Problem statement:
Using the express-lane post below, answer each question on its own line:
1. What do the customers in the opening paragraph pull out after everything has been tallied and bagged?
2. According to the post, who are most grocery store shoppers?
3. The last time the writer spoke up, what did the writer point to for the woman with the loaded basket?

Source document:
What's almost as annoying are the inconsiderate asshats who get into that lane with just a few things and then whip out a CHECKBOOK and only start to fill out the check after everything has been tallied and bagged and you and the other "Cash only" customers are just standing there because your time means nothing to these boobs...nothing at all.
I have to go with Officer "Smith" here.
I understand the problem that cashiers face. I strongly suspect that stores have found that the least delay, on average, is to just check the jerk through, and get her out of the store. (Almost always women, in my experience, but then, most grocery store shoppers are women.)
However, what's really happening here is that rude, bad behavior is being rewarded. I'm really tired of this in general. We're trying to be nice, we're trying to make allowances, and we're being mocked and punished for it.
Can't ask the stores to stop it, though. They have to go by the spreadsheets, and they have a very serious interest in keeping the peace, which means not challenging rudeness.
That leaves it up to us, the other customers, to show that we are willing to delay ourselves by challenging rudeness.
Be polite. Don't start a fight. Simply say something along the lines of "This is the express line, ma'am, ten (or fifteen, or whatever) item limit. No, no, go on through, get out of our way now that you've started. Just don't do it again.
"No, I don't care that you want to get back to your life as soon as possible. Guess what? We have lives too."
By the way, this works much, much better if you speak up before they start actually checking out. I've had the opportunity to do this once or twice, and it works very well. (Last time, I turned to the woman in line behind me with a loaded basket, caught her eye, and pointed to the sign. "Oh, sorry, didn't see that." Zip, gone, done. I think the fact that I, personally, wasn't inconvenienced counted in my favor.)

Given records:
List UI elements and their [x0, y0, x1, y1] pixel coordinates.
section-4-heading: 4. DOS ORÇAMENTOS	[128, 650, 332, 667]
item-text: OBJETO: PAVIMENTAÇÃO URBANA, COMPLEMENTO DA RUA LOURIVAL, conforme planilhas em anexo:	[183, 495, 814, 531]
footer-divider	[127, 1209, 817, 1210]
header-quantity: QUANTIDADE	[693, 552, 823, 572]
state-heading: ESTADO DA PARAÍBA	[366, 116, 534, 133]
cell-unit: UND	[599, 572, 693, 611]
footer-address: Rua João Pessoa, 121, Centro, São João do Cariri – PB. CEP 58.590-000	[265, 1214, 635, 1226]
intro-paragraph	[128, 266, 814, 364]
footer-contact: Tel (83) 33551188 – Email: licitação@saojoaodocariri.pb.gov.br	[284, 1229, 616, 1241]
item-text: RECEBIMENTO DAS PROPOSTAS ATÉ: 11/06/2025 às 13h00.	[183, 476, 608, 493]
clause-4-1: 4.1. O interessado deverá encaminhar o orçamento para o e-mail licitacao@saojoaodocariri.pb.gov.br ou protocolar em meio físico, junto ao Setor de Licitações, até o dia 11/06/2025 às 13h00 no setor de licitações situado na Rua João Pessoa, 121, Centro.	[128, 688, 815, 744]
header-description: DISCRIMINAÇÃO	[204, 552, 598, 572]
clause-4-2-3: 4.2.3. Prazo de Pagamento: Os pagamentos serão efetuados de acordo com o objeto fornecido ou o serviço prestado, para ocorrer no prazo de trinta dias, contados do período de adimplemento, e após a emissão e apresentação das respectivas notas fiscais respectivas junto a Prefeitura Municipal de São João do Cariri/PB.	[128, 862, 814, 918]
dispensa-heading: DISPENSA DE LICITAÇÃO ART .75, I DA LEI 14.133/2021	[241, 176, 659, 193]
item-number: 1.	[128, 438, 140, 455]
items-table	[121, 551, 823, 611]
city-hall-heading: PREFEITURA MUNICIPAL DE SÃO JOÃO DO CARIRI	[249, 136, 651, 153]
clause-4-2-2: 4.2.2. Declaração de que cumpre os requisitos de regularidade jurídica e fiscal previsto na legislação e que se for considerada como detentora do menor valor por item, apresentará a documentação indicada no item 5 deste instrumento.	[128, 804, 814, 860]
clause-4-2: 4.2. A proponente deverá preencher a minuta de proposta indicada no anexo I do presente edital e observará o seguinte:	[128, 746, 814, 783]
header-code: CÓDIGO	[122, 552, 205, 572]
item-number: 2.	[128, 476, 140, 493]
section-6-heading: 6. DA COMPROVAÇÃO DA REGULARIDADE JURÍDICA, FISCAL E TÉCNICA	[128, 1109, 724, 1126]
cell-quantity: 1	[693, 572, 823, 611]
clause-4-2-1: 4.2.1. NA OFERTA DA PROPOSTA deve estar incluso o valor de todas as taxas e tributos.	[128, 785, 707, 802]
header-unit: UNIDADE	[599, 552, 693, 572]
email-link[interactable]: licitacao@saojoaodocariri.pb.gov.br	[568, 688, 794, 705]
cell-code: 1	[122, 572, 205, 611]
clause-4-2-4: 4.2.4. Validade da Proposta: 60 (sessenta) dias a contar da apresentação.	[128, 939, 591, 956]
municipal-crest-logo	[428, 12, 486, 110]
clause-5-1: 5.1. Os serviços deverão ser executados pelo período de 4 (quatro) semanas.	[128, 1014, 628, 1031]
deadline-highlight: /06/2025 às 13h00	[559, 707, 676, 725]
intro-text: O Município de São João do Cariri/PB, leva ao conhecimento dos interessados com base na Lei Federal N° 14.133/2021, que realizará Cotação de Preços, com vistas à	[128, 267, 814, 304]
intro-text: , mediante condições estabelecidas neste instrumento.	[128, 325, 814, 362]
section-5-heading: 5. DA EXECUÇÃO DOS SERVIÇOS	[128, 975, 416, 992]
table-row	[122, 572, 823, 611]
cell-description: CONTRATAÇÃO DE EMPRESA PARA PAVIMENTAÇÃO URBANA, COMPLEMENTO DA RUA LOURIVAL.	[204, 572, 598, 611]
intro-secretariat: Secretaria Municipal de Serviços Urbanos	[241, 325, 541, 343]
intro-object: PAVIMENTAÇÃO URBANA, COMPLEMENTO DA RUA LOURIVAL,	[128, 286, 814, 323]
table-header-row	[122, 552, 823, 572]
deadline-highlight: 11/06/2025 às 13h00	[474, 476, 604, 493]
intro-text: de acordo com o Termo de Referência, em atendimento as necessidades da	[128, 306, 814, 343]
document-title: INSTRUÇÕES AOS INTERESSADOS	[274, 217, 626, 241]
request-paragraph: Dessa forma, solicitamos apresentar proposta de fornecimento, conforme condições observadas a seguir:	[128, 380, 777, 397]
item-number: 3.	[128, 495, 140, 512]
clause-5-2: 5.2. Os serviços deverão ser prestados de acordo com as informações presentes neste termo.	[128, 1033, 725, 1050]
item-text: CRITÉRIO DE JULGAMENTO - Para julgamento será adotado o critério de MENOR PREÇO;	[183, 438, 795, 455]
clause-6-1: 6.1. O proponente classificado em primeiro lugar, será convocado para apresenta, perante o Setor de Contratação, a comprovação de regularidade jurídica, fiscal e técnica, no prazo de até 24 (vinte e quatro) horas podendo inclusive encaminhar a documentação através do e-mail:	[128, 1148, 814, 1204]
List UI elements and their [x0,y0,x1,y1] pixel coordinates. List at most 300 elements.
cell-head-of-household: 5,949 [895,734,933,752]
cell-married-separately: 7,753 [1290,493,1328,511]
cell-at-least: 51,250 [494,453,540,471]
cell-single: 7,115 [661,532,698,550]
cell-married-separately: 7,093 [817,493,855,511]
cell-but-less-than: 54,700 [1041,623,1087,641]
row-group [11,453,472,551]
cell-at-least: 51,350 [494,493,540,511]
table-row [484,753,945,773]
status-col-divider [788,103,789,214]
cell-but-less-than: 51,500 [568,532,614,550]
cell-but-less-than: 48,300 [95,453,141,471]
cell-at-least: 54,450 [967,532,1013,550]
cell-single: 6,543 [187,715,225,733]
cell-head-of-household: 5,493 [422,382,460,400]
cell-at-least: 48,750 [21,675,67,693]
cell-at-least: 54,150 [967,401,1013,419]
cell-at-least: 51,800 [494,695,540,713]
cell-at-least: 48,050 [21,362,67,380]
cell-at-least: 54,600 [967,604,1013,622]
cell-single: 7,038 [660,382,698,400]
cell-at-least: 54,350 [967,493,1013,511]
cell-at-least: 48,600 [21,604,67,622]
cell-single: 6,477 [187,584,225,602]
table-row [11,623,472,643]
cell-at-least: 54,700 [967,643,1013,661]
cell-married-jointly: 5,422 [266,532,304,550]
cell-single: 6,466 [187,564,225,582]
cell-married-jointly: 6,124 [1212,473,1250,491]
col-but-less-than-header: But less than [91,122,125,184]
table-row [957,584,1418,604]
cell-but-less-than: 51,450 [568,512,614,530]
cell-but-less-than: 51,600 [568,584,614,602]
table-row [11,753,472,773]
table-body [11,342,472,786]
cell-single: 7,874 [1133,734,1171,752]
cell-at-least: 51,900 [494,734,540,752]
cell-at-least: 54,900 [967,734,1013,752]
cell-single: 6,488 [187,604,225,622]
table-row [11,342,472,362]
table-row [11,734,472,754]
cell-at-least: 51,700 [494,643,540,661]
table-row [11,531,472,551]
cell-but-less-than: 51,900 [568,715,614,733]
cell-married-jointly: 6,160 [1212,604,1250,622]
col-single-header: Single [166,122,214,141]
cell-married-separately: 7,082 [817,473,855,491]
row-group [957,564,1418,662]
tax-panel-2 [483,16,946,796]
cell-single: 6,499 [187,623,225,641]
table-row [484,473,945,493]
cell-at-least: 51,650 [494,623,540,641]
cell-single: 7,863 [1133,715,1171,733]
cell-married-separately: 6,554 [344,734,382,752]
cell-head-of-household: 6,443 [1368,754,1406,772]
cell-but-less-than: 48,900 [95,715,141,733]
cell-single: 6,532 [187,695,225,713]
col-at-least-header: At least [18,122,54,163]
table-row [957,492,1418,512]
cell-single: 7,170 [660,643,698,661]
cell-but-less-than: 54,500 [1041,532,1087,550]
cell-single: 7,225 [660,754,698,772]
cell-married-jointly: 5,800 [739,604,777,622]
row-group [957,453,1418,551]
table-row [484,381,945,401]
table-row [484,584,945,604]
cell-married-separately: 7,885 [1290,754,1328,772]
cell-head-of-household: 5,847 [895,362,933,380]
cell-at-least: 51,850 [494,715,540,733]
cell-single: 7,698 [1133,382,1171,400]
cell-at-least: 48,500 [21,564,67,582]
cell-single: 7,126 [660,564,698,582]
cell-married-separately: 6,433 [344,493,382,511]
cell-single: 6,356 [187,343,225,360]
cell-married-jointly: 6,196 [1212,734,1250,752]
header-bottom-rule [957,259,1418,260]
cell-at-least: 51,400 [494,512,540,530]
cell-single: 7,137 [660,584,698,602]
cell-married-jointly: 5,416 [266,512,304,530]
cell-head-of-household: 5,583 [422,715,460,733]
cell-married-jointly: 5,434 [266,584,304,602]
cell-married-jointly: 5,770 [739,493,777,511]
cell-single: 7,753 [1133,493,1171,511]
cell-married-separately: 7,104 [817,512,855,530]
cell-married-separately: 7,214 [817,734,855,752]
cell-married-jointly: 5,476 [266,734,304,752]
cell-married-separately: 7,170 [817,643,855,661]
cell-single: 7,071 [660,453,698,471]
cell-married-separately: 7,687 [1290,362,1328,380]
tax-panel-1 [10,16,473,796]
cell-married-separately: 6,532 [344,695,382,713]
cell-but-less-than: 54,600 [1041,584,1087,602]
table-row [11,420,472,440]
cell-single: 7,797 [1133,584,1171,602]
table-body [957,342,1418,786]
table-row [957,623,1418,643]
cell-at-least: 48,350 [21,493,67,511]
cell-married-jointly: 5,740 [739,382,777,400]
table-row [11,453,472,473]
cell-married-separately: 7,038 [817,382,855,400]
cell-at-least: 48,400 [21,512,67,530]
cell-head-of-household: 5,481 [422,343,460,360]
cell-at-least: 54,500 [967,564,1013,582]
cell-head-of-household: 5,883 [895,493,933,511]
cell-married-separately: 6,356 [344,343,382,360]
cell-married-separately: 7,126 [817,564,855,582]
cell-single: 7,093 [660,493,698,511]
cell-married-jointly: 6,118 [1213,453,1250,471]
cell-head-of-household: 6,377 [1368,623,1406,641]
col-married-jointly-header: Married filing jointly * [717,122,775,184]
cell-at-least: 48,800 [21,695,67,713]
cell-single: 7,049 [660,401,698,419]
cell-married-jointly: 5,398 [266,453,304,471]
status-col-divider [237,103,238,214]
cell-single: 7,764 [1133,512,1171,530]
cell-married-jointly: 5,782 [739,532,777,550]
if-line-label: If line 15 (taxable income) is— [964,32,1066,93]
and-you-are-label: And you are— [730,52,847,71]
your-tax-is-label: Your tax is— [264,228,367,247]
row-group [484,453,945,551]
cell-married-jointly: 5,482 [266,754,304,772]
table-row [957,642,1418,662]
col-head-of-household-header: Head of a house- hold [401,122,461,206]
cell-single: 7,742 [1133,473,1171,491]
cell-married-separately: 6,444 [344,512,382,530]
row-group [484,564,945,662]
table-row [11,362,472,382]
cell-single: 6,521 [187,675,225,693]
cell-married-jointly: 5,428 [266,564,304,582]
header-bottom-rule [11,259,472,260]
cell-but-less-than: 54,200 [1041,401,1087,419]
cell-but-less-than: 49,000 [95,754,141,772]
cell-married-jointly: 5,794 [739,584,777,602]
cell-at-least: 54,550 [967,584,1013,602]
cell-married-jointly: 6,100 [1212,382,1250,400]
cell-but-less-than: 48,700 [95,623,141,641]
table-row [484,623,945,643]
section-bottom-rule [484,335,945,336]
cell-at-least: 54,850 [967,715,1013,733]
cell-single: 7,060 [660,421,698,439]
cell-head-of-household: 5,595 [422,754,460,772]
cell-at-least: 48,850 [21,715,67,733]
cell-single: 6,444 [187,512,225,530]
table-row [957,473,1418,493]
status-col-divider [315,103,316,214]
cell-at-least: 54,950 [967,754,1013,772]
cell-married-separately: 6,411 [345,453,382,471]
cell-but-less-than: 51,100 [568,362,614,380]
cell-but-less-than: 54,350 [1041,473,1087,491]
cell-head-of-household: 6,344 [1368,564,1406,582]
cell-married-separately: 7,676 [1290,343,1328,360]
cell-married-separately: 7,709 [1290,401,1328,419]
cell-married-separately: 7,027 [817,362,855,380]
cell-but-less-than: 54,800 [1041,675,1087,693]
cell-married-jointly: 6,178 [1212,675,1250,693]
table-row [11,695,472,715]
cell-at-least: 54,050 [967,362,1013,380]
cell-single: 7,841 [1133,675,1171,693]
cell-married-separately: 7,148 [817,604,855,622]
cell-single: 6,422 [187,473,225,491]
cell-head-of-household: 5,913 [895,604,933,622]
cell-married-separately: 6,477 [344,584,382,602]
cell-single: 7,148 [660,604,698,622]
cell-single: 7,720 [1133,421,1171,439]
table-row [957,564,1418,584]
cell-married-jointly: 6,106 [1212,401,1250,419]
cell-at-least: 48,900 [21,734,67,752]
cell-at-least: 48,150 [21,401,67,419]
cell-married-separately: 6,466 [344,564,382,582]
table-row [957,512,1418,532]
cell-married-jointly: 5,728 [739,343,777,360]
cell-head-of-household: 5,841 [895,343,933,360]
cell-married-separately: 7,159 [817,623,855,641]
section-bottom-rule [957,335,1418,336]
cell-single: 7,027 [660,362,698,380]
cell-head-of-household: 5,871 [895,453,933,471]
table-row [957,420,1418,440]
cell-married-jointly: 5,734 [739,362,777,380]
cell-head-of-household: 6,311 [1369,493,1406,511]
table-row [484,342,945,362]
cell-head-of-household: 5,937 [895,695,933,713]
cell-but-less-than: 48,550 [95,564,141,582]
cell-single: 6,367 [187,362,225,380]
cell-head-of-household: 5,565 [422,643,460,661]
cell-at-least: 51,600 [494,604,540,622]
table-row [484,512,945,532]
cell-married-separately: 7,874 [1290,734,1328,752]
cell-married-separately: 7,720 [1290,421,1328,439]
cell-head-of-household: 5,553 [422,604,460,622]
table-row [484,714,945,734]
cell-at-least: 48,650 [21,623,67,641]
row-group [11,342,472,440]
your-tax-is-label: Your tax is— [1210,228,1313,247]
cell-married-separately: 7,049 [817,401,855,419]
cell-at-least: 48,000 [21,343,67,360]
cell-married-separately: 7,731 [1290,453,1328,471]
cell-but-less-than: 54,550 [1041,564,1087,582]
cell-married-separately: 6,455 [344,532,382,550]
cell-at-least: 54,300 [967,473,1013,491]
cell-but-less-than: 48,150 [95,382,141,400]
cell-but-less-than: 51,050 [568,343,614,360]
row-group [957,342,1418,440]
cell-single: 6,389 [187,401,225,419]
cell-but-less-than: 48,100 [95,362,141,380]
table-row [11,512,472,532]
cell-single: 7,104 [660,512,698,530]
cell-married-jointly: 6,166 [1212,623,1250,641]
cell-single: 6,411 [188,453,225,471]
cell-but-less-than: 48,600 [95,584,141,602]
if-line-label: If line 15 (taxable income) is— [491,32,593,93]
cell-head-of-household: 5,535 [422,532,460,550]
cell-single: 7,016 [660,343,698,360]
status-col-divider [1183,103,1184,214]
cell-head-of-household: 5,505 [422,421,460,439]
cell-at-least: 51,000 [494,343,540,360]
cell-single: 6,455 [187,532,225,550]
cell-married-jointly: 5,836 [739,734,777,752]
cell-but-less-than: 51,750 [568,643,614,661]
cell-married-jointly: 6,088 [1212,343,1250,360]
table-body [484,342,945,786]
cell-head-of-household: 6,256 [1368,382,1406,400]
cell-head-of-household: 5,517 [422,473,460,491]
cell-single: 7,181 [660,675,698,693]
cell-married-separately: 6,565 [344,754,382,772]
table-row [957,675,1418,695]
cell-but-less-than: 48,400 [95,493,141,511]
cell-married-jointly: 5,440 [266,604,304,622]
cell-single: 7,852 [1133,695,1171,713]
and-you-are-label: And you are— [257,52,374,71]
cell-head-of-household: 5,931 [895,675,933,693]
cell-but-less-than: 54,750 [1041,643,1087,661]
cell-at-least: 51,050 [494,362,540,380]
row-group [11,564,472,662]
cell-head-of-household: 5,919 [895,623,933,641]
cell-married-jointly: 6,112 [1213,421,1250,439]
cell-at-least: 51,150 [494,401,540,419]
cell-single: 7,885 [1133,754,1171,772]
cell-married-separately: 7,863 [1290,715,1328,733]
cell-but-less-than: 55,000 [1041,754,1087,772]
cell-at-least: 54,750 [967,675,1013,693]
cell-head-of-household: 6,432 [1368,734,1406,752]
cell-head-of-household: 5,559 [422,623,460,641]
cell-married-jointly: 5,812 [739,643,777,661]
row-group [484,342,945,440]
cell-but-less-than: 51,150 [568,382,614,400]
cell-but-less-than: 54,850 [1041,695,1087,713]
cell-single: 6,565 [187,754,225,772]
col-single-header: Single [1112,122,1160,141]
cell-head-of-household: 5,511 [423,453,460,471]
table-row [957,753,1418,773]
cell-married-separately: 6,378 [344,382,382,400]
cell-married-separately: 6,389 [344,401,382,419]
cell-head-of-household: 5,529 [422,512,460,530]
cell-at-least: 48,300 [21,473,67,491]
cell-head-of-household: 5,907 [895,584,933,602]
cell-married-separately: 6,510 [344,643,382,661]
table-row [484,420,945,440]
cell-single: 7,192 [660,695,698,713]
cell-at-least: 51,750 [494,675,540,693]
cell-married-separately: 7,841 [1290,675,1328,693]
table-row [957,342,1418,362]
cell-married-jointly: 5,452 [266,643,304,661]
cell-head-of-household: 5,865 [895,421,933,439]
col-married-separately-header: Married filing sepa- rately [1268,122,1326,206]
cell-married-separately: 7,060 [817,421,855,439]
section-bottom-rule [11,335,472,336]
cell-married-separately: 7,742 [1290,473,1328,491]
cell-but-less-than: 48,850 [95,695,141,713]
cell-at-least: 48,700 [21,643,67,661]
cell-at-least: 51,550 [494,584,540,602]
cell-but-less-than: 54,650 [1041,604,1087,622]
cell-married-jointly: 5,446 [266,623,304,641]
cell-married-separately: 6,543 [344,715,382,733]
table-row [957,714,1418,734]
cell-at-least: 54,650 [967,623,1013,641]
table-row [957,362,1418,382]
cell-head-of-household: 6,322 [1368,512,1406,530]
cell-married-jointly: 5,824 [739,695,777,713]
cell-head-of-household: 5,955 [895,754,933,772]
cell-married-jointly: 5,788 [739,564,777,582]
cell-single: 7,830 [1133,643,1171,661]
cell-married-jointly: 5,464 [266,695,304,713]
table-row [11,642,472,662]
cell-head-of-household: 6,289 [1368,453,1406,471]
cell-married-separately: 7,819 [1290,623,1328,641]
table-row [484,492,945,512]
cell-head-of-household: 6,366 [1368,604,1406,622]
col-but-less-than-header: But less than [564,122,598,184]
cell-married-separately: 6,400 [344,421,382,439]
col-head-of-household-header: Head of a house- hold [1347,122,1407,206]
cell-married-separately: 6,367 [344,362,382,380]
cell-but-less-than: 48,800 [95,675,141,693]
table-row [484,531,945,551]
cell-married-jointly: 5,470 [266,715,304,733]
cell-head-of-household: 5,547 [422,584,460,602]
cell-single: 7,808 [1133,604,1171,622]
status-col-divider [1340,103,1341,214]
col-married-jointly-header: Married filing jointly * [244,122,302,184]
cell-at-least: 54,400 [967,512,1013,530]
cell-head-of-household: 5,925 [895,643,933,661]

Output of the task:
1. A checkbook.
2. Women.
3. The sign.